## BEGIN

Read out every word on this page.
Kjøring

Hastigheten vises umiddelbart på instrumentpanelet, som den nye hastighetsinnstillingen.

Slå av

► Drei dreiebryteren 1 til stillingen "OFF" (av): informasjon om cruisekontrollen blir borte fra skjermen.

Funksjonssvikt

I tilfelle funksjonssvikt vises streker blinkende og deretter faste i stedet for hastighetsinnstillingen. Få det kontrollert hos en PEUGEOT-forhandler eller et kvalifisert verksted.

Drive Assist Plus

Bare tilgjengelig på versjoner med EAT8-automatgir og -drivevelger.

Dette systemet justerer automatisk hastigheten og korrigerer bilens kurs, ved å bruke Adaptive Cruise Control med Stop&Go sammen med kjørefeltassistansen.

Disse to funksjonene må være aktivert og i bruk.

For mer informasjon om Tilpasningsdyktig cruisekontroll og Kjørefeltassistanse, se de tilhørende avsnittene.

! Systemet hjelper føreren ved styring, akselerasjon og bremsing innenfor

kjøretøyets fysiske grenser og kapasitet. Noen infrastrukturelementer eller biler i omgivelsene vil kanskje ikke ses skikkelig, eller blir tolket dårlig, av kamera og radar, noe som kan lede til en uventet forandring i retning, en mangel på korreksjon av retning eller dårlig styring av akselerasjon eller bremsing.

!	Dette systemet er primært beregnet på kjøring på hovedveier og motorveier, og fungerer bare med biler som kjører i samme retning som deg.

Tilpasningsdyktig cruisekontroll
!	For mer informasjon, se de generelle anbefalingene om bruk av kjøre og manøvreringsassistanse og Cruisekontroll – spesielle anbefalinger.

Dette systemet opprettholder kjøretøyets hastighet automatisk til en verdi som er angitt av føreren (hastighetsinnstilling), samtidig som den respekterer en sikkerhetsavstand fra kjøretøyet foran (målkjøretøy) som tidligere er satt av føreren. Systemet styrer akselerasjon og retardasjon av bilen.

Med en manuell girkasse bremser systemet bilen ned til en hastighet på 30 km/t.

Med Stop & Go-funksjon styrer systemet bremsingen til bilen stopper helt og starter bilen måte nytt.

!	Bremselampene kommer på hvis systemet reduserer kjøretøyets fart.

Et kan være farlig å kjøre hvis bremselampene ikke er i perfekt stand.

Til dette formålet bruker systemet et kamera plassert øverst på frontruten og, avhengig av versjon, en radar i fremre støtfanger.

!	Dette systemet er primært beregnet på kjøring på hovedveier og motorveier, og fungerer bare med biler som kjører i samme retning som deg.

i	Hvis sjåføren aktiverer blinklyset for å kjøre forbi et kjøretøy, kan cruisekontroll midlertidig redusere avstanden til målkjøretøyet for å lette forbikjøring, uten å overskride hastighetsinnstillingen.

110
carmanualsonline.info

## END

Find the string "informasjon" in the listing and return every line that holds it.

► Drei dreiebryteren 1 til stillingen "OFF" (av): informasjon om cruisekontrollen blir borte fra skjermen.
For mer informasjon om Tilpasningsdyktig cruisekontroll og Kjørefeltassistanse, se de tilhørende avsnittene.
!	For mer informasjon, se de generelle anbefalingene om bruk av kjøre og manøvreringsassistanse og Cruisekontroll – spesielle anbefalinger.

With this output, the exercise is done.